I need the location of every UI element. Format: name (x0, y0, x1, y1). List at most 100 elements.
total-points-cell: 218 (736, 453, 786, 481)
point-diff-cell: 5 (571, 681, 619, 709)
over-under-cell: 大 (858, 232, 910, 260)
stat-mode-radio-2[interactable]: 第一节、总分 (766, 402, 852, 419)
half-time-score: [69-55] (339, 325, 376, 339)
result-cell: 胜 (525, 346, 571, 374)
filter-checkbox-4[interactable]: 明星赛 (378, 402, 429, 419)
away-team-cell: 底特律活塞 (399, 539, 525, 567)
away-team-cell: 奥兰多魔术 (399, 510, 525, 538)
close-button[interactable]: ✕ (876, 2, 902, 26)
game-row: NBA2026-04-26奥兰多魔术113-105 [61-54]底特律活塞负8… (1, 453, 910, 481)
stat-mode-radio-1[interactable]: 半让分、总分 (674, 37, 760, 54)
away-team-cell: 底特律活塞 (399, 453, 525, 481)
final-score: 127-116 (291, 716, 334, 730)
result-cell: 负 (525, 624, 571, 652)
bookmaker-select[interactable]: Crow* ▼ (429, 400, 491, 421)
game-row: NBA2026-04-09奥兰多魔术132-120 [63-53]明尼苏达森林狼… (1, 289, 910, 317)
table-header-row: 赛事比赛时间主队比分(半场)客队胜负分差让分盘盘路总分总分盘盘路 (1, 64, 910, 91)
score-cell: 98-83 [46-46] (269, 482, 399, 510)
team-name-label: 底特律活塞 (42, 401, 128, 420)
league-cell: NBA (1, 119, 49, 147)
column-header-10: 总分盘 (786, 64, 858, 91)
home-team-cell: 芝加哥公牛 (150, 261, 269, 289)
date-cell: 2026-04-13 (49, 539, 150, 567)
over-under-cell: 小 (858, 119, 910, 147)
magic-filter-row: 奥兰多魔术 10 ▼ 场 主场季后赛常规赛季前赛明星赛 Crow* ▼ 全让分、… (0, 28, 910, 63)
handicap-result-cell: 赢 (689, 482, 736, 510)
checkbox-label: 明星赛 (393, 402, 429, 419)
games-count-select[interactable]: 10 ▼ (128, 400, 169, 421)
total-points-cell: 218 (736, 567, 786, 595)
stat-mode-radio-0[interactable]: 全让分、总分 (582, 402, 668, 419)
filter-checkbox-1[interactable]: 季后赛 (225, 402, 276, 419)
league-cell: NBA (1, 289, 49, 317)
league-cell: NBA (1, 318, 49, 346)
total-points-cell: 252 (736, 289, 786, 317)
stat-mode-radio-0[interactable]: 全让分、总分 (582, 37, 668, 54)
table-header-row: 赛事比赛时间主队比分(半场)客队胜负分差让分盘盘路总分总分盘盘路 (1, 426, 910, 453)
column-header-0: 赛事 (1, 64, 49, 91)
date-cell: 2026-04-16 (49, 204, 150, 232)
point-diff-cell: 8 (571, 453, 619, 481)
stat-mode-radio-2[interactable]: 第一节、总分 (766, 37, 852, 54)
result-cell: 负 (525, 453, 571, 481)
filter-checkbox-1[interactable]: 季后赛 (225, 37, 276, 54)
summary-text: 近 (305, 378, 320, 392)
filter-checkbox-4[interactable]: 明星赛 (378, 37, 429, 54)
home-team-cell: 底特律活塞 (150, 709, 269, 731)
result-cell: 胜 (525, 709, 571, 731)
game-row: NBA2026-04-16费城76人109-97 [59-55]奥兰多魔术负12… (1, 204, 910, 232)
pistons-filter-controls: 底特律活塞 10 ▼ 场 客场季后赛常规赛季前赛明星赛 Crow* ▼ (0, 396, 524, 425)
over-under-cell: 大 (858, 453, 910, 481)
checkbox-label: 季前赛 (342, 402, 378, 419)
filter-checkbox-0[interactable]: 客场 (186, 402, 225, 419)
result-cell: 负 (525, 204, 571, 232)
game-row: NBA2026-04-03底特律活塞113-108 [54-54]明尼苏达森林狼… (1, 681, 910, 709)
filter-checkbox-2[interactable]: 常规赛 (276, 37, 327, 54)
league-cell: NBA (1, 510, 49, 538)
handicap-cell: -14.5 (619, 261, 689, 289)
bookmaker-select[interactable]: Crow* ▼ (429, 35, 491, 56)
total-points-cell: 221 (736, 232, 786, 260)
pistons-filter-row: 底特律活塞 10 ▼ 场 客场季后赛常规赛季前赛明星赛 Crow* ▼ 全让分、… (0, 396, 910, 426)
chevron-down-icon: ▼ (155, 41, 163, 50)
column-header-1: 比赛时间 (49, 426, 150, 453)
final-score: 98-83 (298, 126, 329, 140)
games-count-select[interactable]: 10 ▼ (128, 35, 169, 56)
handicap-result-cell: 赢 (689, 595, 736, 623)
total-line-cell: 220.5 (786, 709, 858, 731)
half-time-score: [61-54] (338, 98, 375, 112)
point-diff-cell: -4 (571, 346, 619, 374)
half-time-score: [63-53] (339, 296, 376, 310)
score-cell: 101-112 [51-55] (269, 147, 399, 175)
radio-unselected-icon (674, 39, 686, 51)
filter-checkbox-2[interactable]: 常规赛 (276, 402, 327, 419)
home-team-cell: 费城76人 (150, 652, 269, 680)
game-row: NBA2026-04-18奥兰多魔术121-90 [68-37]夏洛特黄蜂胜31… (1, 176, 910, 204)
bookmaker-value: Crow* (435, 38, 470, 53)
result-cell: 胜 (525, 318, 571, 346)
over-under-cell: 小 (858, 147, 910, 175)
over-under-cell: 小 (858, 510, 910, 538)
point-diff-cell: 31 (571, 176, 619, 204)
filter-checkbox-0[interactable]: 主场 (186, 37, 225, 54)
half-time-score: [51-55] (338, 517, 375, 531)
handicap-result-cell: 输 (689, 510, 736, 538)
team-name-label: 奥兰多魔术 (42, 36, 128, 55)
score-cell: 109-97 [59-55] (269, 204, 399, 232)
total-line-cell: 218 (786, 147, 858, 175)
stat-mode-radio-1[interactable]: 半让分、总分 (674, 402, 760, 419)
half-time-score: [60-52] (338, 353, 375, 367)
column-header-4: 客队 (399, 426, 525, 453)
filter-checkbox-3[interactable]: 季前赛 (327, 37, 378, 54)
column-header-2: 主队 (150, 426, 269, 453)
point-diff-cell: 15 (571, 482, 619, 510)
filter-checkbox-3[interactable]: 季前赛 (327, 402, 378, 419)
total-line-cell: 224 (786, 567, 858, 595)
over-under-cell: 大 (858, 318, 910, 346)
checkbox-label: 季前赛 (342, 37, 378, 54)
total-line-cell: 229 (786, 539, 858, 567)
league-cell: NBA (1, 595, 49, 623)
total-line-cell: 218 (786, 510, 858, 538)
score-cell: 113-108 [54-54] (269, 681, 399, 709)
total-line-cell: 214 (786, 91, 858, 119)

#####

* [INSTRUCTION] Retype all of the lines above without any changes.

* [FULL ANSWER]
I need the location of every UI element. Format: name (x0, y0, x1, y1). List at most 100 elements.
total-points-cell: 218 (736, 453, 786, 481)
point-diff-cell: 5 (571, 681, 619, 709)
over-under-cell: 大 (858, 232, 910, 260)
stat-mode-radio-2[interactable]: 第一节、总分 (766, 402, 852, 419)
half-time-score: [69-55] (339, 325, 376, 339)
result-cell: 胜 (525, 346, 571, 374)
filter-checkbox-4[interactable]: 明星赛 (378, 402, 429, 419)
away-team-cell: 底特律活塞 (399, 539, 525, 567)
away-team-cell: 奥兰多魔术 (399, 510, 525, 538)
close-button[interactable]: ✕ (876, 2, 902, 26)
game-row: NBA2026-04-26奥兰多魔术113-105 [61-54]底特律活塞负8… (1, 453, 910, 481)
stat-mode-radio-1[interactable]: 半让分、总分 (674, 37, 760, 54)
away-team-cell: 底特律活塞 (399, 453, 525, 481)
final-score: 127-116 (291, 716, 334, 730)
result-cell: 负 (525, 624, 571, 652)
bookmaker-select[interactable]: Crow* ▼ (429, 400, 491, 421)
game-row: NBA2026-04-09奥兰多魔术132-120 [63-53]明尼苏达森林狼… (1, 289, 910, 317)
table-header-row: 赛事比赛时间主队比分(半场)客队胜负分差让分盘盘路总分总分盘盘路 (1, 64, 910, 91)
score-cell: 98-83 [46-46] (269, 482, 399, 510)
team-name-label: 底特律活塞 (42, 401, 128, 420)
league-cell: NBA (1, 119, 49, 147)
column-header-10: 总分盘 (786, 64, 858, 91)
home-team-cell: 芝加哥公牛 (150, 261, 269, 289)
date-cell: 2026-04-13 (49, 539, 150, 567)
over-under-cell: 小 (858, 119, 910, 147)
magic-filter-row: 奥兰多魔术 10 ▼ 场 主场季后赛常规赛季前赛明星赛 Crow* ▼ 全让分、… (0, 28, 910, 63)
handicap-result-cell: 赢 (689, 482, 736, 510)
checkbox-label: 明星赛 (393, 402, 429, 419)
games-count-select[interactable]: 10 ▼ (128, 400, 169, 421)
total-points-cell: 218 (736, 567, 786, 595)
stat-mode-radio-0[interactable]: 全让分、总分 (582, 402, 668, 419)
filter-checkbox-1[interactable]: 季后赛 (225, 402, 276, 419)
league-cell: NBA (1, 289, 49, 317)
league-cell: NBA (1, 318, 49, 346)
total-points-cell: 252 (736, 289, 786, 317)
stat-mode-radio-0[interactable]: 全让分、总分 (582, 37, 668, 54)
table-header-row: 赛事比赛时间主队比分(半场)客队胜负分差让分盘盘路总分总分盘盘路 (1, 426, 910, 453)
column-header-0: 赛事 (1, 64, 49, 91)
date-cell: 2026-04-16 (49, 204, 150, 232)
point-diff-cell: 8 (571, 453, 619, 481)
stat-mode-radio-2[interactable]: 第一节、总分 (766, 37, 852, 54)
result-cell: 负 (525, 453, 571, 481)
filter-checkbox-1[interactable]: 季后赛 (225, 37, 276, 54)
summary-text: 近 (305, 378, 320, 392)
filter-checkbox-4[interactable]: 明星赛 (378, 37, 429, 54)
home-team-cell: 底特律活塞 (150, 709, 269, 731)
result-cell: 胜 (525, 709, 571, 731)
game-row: NBA2026-04-16费城76人109-97 [59-55]奥兰多魔术负12… (1, 204, 910, 232)
pistons-filter-controls: 底特律活塞 10 ▼ 场 客场季后赛常规赛季前赛明星赛 Crow* ▼ (0, 396, 524, 425)
over-under-cell: 大 (858, 453, 910, 481)
checkbox-label: 季前赛 (342, 402, 378, 419)
filter-checkbox-0[interactable]: 客场 (186, 402, 225, 419)
result-cell: 负 (525, 204, 571, 232)
game-row: NBA2026-04-03底特律活塞113-108 [54-54]明尼苏达森林狼… (1, 681, 910, 709)
filter-checkbox-2[interactable]: 常规赛 (276, 37, 327, 54)
league-cell: NBA (1, 510, 49, 538)
handicap-cell: -14.5 (619, 261, 689, 289)
bookmaker-select[interactable]: Crow* ▼ (429, 35, 491, 56)
total-points-cell: 221 (736, 232, 786, 260)
pistons-filter-row: 底特律活塞 10 ▼ 场 客场季后赛常规赛季前赛明星赛 Crow* ▼ 全让分、… (0, 396, 910, 426)
chevron-down-icon: ▼ (155, 41, 163, 50)
column-header-1: 比赛时间 (49, 426, 150, 453)
final-score: 98-83 (298, 126, 329, 140)
games-count-select[interactable]: 10 ▼ (128, 35, 169, 56)
handicap-result-cell: 赢 (689, 595, 736, 623)
total-line-cell: 220.5 (786, 709, 858, 731)
half-time-score: [61-54] (338, 98, 375, 112)
point-diff-cell: -4 (571, 346, 619, 374)
half-time-score: [63-53] (339, 296, 376, 310)
score-cell: 101-112 [51-55] (269, 147, 399, 175)
radio-unselected-icon (674, 39, 686, 51)
filter-checkbox-2[interactable]: 常规赛 (276, 402, 327, 419)
home-team-cell: 费城76人 (150, 652, 269, 680)
game-row: NBA2026-04-18奥兰多魔术121-90 [68-37]夏洛特黄蜂胜31… (1, 176, 910, 204)
bookmaker-value: Crow* (435, 38, 470, 53)
result-cell: 胜 (525, 318, 571, 346)
over-under-cell: 小 (858, 147, 910, 175)
over-under-cell: 小 (858, 510, 910, 538)
point-diff-cell: 31 (571, 176, 619, 204)
filter-checkbox-0[interactable]: 主场 (186, 37, 225, 54)
half-time-score: [51-55] (338, 517, 375, 531)
handicap-result-cell: 输 (689, 510, 736, 538)
team-name-label: 奥兰多魔术 (42, 36, 128, 55)
score-cell: 109-97 [59-55] (269, 204, 399, 232)
total-line-cell: 218 (786, 147, 858, 175)
stat-mode-radio-1[interactable]: 半让分、总分 (674, 402, 760, 419)
half-time-score: [60-52] (338, 353, 375, 367)
column-header-4: 客队 (399, 426, 525, 453)
filter-checkbox-3[interactable]: 季前赛 (327, 37, 378, 54)
column-header-2: 主队 (150, 426, 269, 453)
point-diff-cell: 15 (571, 482, 619, 510)
filter-checkbox-3[interactable]: 季前赛 (327, 402, 378, 419)
total-line-cell: 224 (786, 567, 858, 595)
over-under-cell: 大 (858, 318, 910, 346)
checkbox-label: 季前赛 (342, 37, 378, 54)
total-line-cell: 229 (786, 539, 858, 567)
league-cell: NBA (1, 595, 49, 623)
total-line-cell: 218 (786, 510, 858, 538)
score-cell: 113-108 [54-54] (269, 681, 399, 709)
total-line-cell: 214 (786, 91, 858, 119)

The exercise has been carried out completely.